• **Task data**:
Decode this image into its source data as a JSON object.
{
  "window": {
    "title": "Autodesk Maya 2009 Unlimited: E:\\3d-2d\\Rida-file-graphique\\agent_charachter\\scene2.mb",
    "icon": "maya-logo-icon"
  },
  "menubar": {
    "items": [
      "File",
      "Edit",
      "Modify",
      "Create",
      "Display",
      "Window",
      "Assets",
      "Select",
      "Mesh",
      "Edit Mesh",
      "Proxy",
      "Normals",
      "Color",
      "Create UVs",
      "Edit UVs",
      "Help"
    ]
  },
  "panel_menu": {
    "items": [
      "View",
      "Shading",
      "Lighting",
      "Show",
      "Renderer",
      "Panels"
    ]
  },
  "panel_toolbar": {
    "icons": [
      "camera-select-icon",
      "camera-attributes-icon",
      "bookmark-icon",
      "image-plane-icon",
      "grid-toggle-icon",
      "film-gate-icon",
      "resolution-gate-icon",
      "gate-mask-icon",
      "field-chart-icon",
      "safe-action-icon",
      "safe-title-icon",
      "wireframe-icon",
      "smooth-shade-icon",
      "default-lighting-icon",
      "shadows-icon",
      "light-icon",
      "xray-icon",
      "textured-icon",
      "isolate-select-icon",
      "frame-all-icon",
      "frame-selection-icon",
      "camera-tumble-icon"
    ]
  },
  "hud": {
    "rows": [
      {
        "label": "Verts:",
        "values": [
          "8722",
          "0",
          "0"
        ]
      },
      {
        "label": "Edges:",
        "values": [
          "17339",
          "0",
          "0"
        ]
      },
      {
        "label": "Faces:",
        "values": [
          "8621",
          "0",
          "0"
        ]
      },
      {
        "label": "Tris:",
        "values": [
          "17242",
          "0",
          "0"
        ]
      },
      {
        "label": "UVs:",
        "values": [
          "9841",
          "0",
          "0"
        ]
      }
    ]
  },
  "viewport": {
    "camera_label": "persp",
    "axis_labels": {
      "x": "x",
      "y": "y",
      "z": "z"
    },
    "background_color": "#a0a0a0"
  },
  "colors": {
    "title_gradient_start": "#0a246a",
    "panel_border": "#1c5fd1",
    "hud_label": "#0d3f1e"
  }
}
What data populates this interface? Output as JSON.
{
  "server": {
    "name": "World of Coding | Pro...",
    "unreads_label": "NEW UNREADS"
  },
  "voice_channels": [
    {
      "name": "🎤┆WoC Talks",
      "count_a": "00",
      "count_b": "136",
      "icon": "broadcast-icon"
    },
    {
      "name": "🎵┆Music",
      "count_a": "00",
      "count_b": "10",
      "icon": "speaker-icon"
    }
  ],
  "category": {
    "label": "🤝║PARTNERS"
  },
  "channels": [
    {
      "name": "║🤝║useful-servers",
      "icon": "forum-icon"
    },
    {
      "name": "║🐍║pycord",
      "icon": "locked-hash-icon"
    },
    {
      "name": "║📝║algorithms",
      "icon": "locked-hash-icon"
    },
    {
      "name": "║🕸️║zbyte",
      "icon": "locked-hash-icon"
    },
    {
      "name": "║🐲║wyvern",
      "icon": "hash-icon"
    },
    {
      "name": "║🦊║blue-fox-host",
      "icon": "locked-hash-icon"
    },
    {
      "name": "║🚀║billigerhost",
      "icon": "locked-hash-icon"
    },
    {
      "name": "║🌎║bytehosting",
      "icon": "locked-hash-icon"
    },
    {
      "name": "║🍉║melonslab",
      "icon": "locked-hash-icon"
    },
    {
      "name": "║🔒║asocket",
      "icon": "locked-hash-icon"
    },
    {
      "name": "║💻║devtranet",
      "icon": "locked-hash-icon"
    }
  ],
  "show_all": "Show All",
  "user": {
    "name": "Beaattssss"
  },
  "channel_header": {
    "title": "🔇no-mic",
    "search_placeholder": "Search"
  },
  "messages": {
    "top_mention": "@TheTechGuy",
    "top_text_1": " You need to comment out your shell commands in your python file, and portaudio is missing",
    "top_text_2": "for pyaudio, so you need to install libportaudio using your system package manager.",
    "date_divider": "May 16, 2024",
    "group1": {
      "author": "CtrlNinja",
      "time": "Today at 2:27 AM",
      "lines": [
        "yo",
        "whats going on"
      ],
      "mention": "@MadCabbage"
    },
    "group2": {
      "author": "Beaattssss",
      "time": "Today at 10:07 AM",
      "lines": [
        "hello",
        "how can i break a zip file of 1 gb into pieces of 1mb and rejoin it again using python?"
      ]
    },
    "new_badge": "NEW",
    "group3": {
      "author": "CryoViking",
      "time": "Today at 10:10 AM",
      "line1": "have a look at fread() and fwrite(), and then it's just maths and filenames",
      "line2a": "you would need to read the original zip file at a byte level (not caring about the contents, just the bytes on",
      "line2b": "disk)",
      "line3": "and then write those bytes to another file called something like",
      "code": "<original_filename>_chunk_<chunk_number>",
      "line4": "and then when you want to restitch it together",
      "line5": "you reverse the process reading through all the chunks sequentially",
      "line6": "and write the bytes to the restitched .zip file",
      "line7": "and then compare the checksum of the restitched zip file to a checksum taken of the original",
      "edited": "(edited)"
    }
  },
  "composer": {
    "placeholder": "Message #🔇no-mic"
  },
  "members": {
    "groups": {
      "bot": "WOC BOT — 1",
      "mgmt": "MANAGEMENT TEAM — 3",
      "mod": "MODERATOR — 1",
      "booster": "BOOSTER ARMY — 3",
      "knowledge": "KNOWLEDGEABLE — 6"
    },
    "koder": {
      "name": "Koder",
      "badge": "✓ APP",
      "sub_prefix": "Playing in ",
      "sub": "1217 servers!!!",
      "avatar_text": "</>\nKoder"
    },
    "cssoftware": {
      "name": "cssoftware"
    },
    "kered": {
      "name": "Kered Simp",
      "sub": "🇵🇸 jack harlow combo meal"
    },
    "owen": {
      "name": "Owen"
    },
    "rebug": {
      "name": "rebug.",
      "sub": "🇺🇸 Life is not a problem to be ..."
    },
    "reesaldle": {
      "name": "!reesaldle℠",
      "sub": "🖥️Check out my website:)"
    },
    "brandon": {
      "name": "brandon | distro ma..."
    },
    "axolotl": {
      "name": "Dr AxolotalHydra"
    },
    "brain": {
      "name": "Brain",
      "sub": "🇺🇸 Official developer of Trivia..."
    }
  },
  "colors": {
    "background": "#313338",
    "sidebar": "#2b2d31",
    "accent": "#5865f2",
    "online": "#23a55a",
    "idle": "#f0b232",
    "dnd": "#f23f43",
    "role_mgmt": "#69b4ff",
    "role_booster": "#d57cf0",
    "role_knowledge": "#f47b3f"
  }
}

• **Task statement**: Retype the material in full, character for character.

• **Written reply**:
Decode this image into its source data as a JSON object.
{
  "window": {
    "title": "Autodesk Maya 2009 Unlimited: E:\\3d-2d\\Rida-file-graphique\\agent_charachter\\scene2.mb",
    "icon": "maya-logo-icon"
  },
  "menubar": {
    "items": [
      "File",
      "Edit",
      "Modify",
      "Create",
      "Display",
      "Window",
      "Assets",
      "Select",
      "Mesh",
      "Edit Mesh",
      "Proxy",
      "Normals",
      "Color",
      "Create UVs",
      "Edit UVs",
      "Help"
    ]
  },
  "panel_menu": {
    "items": [
      "View",
      "Shading",
      "Lighting",
      "Show",
      "Renderer",
      "Panels"
    ]
  },
  "panel_toolbar": {
    "icons": [
      "camera-select-icon",
      "camera-attributes-icon",
      "bookmark-icon",
      "image-plane-icon",
      "grid-toggle-icon",
      "film-gate-icon",
      "resolution-gate-icon",
      "gate-mask-icon",
      "field-chart-icon",
      "safe-action-icon",
      "safe-title-icon",
      "wireframe-icon",
      "smooth-shade-icon",
      "default-lighting-icon",
      "shadows-icon",
      "light-icon",
      "xray-icon",
      "textured-icon",
      "isolate-select-icon",
      "frame-all-icon",
      "frame-selection-icon",
      "camera-tumble-icon"
    ]
  },
  "hud": {
    "rows": [
      {
        "label": "Verts:",
        "values": [
          "8722",
          "0",
          "0"
        ]
      },
      {
        "label": "Edges:",
        "values": [
          "17339",
          "0",
          "0"
        ]
      },
      {
        "label": "Faces:",
        "values": [
          "8621",
          "0",
          "0"
        ]
      },
      {
        "label": "Tris:",
        "values": [
          "17242",
          "0",
          "0"
        ]
      },
      {
        "label": "UVs:",
        "values": [
          "9841",
          "0",
          "0"
        ]
      }
    ]
  },
  "viewport": {
    "camera_label": "persp",
    "axis_labels": {
      "x": "x",
      "y": "y",
      "z": "z"
    },
    "background_color": "#a0a0a0"
  },
  "colors": {
    "title_gradient_start": "#0a246a",
    "panel_border": "#1c5fd1",
    "hud_label": "#0d3f1e"
  }
}
What data populates this interface? Output as JSON.
{
  "server": {
    "name": "World of Coding | Pro...",
    "unreads_label": "NEW UNREADS"
  },
  "voice_channels": [
    {
      "name": "🎤┆WoC Talks",
      "count_a": "00",
      "count_b": "136",
      "icon": "broadcast-icon"
    },
    {
      "name": "🎵┆Music",
      "count_a": "00",
      "count_b": "10",
      "icon": "speaker-icon"
    }
  ],
  "category": {
    "label": "🤝║PARTNERS"
  },
  "channels": [
    {
      "name": "║🤝║useful-servers",
      "icon": "forum-icon"
    },
    {
      "name": "║🐍║pycord",
      "icon": "locked-hash-icon"
    },
    {
      "name": "║📝║algorithms",
      "icon": "locked-hash-icon"
    },
    {
      "name": "║🕸️║zbyte",
      "icon": "locked-hash-icon"
    },
    {
      "name": "║🐲║wyvern",
      "icon": "hash-icon"
    },
    {
      "name": "║🦊║blue-fox-host",
      "icon": "locked-hash-icon"
    },
    {
      "name": "║🚀║billigerhost",
      "icon": "locked-hash-icon"
    },
    {
      "name": "║🌎║bytehosting",
      "icon": "locked-hash-icon"
    },
    {
      "name": "║🍉║melonslab",
      "icon": "locked-hash-icon"
    },
    {
      "name": "║🔒║asocket",
      "icon": "locked-hash-icon"
    },
    {
      "name": "║💻║devtranet",
      "icon": "locked-hash-icon"
    }
  ],
  "show_all": "Show All",
  "user": {
    "name": "Beaattssss"
  },
  "channel_header": {
    "title": "🔇no-mic",
    "search_placeholder": "Search"
  },
  "messages": {
    "top_mention": "@TheTechGuy",
    "top_text_1": " You need to comment out your shell commands in your python file, and portaudio is missing",
    "top_text_2": "for pyaudio, so you need to install libportaudio using your system package manager.",
    "date_divider": "May 16, 2024",
    "group1": {
      "author": "CtrlNinja",
      "time": "Today at 2:27 AM",
      "lines": [
        "yo",
        "whats going on"
      ],
      "mention": "@MadCabbage"
    },
    "group2": {
      "author": "Beaattssss",
      "time": "Today at 10:07 AM",
      "lines": [
        "hello",
        "how can i break a zip file of 1 gb into pieces of 1mb and rejoin it again using python?"
      ]
    },
    "new_badge": "NEW",
    "group3": {
      "author": "CryoViking",
      "time": "Today at 10:10 AM",
      "line1": "have a look at fread() and fwrite(), and then it's just maths and filenames",
      "line2a": "you would need to read the original zip file at a byte level (not caring about the contents, just the bytes on",
      "line2b": "disk)",
      "line3": "and then write those bytes to another file called something like",
      "code": "<original_filename>_chunk_<chunk_number>",
      "line4": "and then when you want to restitch it together",
      "line5": "you reverse the process reading through all the chunks sequentially",
      "line6": "and write the bytes to the restitched .zip file",
      "line7": "and then compare the checksum of the restitched zip file to a checksum taken of the original",
      "edited": "(edited)"
    }
  },
  "composer": {
    "placeholder": "Message #🔇no-mic"
  },
  "members": {
    "groups": {
      "bot": "WOC BOT — 1",
      "mgmt": "MANAGEMENT TEAM — 3",
      "mod": "MODERATOR — 1",
      "booster": "BOOSTER ARMY — 3",
      "knowledge": "KNOWLEDGEABLE — 6"
    },
    "koder": {
      "name": "Koder",
      "badge": "✓ APP",
      "sub_prefix": "Playing in ",
      "sub": "1217 servers!!!",
      "avatar_text": "</>\nKoder"
    },
    "cssoftware": {
      "name": "cssoftware"
    },
    "kered": {
      "name": "Kered Simp",
      "sub": "🇵🇸 jack harlow combo meal"
    },
    "owen": {
      "name": "Owen"
    },
    "rebug": {
      "name": "rebug.",
      "sub": "🇺🇸 Life is not a problem to be ..."
    },
    "reesaldle": {
      "name": "!reesaldle℠",
      "sub": "🖥️Check out my website:)"
    },
    "brandon": {
      "name": "brandon | distro ma..."
    },
    "axolotl": {
      "name": "Dr AxolotalHydra"
    },
    "brain": {
      "name": "Brain",
      "sub": "🇺🇸 Official developer of Trivia..."
    }
  },
  "colors": {
    "background": "#313338",
    "sidebar": "#2b2d31",
    "accent": "#5865f2",
    "online": "#23a55a",
    "idle": "#f0b232",
    "dnd": "#f23f43",
    "role_mgmt": "#69b4ff",
    "role_booster": "#d57cf0",
    "role_knowledge": "#f47b3f"
  }
}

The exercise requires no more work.